Texto de lectura
----

Enemigo Rumor



Diana de Gales: El Mito que Necesitábamos

"Un extraño orgullo nos lleva no sólo a poseer al otro,

sino a forzar su secreto, no sólo a resultarle querido, sino

a serle fatal... el arte de hacer desaparecer al otro.

Eso exige todo un ceremonial"

Jean Baudrillard


Si comenzara diciendo que la muerte de la Princesa de Gales, más aún que sus obras de caridad, ha sido su mejor ofrenda para toda la humanidad, probablemente alguna señora horrorizada, de esas que se levantaron a las cuatro de la mañana para ver su funeral televisado, cerraría violentamente estas páginas diciendo algo así como "no tiene ninguna sensibilidad". Peor aún, si ampliara el comentario diciendo que para Diana (cruel paradoja) ha sido un triunfo (y no el último) morir a los 36 años, con un amante musulmán llamado Dodi sentado a su lado, enamorada y probablemente muy bronceada por el sol del Mediterráneo, y además de todo esto en París (sin aguaceros), la reacción sería una de dos: "Qué cruel!", o "Por qué no mejor se muere la que escribe esto?". Pues... ya está dicho. Ebrios de vacío, necesitábamos urgentemente la emergencia de un mito, de una leyenda que enseñara a los flemáticos ingleses a llorar y que nos volviera a enseñar a hacerlo a nosotros, los que sabíamos cómo hacerlo pero lo habíamos olvidado.

----

Registros de datos

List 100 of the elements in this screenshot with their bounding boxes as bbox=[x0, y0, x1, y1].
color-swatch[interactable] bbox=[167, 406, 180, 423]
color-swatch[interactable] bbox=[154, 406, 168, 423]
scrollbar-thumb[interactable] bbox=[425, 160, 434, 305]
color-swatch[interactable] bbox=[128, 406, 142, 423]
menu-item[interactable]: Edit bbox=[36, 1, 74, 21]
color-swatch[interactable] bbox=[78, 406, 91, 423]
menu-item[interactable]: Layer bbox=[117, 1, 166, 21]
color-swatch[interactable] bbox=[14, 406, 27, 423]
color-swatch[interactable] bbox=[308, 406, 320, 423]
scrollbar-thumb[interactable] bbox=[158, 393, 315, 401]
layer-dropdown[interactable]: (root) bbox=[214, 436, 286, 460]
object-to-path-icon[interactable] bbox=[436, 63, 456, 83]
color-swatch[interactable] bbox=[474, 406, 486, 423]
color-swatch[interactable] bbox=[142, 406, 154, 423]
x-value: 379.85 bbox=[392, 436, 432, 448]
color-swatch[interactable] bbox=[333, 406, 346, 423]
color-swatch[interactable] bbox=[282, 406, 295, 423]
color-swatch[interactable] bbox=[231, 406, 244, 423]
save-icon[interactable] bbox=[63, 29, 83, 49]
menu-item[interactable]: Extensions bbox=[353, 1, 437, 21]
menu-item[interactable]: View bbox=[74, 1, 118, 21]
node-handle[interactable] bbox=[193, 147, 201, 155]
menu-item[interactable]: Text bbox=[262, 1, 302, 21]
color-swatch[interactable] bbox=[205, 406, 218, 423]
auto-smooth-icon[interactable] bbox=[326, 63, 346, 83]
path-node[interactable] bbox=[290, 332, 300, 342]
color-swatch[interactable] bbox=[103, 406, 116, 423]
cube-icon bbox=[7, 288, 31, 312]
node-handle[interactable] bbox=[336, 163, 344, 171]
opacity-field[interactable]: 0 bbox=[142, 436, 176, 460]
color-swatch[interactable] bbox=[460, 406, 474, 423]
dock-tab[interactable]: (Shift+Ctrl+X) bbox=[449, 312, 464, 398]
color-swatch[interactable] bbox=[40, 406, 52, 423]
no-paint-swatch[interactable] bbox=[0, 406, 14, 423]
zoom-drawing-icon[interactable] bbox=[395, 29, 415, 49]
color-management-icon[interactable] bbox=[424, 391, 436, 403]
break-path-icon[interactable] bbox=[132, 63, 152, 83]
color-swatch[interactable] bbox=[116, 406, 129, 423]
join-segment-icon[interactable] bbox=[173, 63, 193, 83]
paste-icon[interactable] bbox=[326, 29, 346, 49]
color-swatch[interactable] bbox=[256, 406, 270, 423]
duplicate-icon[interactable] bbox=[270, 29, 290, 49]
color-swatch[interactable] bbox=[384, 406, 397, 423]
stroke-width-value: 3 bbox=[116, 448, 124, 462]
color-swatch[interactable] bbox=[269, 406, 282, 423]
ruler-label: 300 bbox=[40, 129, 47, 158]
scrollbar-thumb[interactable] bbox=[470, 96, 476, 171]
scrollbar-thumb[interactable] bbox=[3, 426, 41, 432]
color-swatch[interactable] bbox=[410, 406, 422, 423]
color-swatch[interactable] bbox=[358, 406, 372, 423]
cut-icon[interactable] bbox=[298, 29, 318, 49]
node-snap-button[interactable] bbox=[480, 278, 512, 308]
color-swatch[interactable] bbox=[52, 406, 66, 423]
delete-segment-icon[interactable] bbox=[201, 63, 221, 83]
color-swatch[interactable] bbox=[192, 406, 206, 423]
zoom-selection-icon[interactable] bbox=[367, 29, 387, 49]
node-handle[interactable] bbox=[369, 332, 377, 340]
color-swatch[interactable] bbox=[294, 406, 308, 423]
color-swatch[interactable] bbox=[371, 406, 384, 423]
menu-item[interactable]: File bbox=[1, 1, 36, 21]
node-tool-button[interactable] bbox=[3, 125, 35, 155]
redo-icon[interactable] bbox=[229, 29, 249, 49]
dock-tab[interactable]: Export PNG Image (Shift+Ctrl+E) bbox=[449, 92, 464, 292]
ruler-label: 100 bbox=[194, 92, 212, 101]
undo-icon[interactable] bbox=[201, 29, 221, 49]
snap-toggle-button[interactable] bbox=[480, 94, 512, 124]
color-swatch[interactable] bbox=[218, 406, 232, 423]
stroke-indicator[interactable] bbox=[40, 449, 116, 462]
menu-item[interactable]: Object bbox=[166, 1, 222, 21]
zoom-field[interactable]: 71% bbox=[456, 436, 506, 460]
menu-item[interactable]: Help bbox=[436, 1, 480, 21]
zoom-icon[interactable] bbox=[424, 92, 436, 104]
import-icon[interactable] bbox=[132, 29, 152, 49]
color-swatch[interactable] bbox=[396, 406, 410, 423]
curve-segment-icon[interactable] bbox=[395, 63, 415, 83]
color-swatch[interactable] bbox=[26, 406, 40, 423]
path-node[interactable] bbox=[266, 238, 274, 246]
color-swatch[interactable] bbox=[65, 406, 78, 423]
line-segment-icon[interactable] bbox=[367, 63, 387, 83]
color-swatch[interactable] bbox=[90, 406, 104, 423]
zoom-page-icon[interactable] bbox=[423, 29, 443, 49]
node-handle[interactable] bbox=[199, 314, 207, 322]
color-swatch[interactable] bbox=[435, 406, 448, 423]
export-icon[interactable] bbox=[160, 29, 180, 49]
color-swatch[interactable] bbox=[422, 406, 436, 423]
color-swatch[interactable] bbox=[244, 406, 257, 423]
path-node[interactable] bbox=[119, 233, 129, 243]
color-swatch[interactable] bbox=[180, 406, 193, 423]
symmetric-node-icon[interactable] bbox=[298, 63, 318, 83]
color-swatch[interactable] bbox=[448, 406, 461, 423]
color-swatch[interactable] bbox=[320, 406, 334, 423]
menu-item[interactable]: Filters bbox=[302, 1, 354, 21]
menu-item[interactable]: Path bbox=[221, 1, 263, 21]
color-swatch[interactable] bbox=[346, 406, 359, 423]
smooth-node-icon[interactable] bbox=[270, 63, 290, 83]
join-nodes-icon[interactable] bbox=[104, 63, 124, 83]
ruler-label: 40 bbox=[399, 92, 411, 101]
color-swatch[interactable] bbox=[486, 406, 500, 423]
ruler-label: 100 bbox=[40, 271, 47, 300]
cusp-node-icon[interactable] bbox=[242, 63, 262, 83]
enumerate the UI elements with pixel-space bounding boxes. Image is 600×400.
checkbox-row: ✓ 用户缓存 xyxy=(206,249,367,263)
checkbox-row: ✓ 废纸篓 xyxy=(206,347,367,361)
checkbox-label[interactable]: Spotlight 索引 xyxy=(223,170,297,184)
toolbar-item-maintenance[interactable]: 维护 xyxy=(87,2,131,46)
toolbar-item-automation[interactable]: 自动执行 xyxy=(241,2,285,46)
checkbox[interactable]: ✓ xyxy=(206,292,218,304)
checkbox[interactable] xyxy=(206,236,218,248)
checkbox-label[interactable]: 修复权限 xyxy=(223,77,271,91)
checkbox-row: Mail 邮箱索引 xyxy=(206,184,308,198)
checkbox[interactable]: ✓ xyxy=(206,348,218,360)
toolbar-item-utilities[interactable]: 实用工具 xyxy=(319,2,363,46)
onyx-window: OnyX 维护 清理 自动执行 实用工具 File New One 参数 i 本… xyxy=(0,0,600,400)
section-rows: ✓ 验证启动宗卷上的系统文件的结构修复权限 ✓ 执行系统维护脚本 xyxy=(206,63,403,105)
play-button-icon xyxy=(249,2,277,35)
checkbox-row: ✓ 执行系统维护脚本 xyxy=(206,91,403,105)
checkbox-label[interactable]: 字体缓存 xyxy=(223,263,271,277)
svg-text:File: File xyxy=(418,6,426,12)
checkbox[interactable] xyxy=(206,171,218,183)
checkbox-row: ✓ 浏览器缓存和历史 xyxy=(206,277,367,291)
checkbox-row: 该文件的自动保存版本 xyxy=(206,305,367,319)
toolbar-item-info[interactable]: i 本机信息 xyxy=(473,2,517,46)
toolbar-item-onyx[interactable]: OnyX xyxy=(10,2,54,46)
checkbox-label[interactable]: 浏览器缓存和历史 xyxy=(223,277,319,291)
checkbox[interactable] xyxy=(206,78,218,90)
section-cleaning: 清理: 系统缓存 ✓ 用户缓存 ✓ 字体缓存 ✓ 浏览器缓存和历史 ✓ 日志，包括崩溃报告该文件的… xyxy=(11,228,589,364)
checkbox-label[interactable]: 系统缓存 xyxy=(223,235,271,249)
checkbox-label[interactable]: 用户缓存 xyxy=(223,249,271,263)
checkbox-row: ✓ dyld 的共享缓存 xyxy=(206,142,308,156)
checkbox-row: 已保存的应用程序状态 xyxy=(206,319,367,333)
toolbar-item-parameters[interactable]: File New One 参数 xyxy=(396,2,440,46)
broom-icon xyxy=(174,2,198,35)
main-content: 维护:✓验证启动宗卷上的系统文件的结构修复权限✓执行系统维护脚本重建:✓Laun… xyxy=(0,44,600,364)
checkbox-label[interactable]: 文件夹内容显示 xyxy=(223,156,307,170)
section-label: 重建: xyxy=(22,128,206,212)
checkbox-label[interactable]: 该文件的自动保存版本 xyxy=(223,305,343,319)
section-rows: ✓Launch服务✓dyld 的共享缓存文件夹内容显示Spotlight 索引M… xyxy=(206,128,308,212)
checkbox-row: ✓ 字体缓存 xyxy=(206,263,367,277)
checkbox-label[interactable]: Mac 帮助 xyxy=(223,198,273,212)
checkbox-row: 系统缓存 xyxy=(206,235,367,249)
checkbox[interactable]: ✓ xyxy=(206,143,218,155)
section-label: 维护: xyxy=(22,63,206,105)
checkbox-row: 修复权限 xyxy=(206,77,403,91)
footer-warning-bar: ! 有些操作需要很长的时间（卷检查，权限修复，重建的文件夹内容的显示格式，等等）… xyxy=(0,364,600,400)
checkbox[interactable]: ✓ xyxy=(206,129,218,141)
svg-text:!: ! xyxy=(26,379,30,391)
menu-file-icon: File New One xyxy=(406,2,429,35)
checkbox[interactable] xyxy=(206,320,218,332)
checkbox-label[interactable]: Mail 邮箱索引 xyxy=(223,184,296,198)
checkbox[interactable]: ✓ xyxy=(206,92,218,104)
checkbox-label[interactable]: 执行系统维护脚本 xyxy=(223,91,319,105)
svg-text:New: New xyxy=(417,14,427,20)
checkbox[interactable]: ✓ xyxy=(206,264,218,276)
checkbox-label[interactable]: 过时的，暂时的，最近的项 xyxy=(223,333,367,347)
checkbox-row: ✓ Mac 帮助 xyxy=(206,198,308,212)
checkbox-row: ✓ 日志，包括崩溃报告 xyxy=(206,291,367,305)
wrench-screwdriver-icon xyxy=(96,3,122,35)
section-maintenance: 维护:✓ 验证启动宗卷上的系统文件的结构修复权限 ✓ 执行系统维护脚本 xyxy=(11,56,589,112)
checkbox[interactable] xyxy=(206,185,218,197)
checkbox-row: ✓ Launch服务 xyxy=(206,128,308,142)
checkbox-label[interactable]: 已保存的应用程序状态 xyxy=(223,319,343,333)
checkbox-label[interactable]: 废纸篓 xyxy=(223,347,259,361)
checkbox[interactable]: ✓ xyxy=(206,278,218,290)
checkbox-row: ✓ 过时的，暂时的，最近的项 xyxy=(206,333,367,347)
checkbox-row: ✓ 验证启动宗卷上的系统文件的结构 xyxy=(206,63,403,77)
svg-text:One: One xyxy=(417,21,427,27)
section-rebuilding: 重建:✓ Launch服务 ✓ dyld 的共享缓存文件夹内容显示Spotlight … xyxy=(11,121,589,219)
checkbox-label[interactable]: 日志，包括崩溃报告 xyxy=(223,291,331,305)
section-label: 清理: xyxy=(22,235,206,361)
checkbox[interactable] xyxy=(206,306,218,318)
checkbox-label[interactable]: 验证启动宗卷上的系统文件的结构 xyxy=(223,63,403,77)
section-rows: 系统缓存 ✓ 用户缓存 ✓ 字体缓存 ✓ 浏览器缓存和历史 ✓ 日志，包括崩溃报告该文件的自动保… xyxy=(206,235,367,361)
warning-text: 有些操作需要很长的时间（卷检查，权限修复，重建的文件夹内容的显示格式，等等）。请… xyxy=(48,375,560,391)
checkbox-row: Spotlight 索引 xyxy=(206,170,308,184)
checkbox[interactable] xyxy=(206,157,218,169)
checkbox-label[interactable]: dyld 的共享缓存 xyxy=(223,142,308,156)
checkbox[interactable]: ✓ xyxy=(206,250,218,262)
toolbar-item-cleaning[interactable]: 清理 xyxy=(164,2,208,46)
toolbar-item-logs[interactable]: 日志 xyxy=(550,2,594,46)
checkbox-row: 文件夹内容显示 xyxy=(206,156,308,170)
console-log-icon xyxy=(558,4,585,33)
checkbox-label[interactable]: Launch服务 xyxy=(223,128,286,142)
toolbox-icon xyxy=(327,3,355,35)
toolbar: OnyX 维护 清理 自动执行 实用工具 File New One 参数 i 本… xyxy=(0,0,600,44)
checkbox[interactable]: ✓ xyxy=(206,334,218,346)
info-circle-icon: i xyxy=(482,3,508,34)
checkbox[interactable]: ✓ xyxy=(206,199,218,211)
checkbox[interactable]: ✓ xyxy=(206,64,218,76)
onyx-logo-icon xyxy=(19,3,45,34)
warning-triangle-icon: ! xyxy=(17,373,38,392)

----

Tareas propuestas
1. Transcribe sin cambios el fragmento del texto sobre Diana de Gales que empieza con las palabras "Enemigo Rumor" y termina con "desaparecer al otro.".
2. Prolonga el texto sobre Diana de Gales a partir de su última oración.

Resultados del ejercicio
1.
Enemigo Rumor



Diana de Gales: El Mito que Necesitábamos

"Un extraño orgullo nos lleva no sólo a poseer al otro,

sino a forzar su secreto, no sólo a resultarle querido, sino

a serle fatal... el arte de hacer desaparecer al otro.

2.
Para que Diana haya devenido (para mí es un hecho, no un pronóstico) tan rápidamente mito, se necesitaba que una vez más y ya a finales de milenio, nos reencontráramos a nosotros mismos, todos juntos de frente a un mismo dolor. Rápidamente mito, rápidamente legendaria, como era de esperarse en momentos en que la historia marcha con un ritmo acelerado, en los cables fríos y sabios de la postmodernidad: el INTERNET, en las pantallas bombardeadas por CNN veinticinco horas al día, los ocho días de la semana, en las doscientas mil publicaciones a las que tenemos acceso por minuto, en mensajes que fueron enviados hace sólo un segundo desde las regiones más remotas, y que ya están llegando a nuestra casa, a través del fax o del e-mail, y en los programas en vivo producidos por la BBC de Londres para el mundo entero. La Monroe, James Dean y el Che Guevara necesitaron más tiempo del que Diana de Gales se ha tomado para convertirse en el último mito de este tórrido siglo. Y es quizás aquí donde entro en contradicción con las letras hermosas y anacrónicas de Elton John en su revisión de la canción escrita por él a Norma Jean hace ya algún tiempo: "your candle's burned out long before, your legend ever will". La vela de la princesa todavía está encendida, y su leyenda ya es.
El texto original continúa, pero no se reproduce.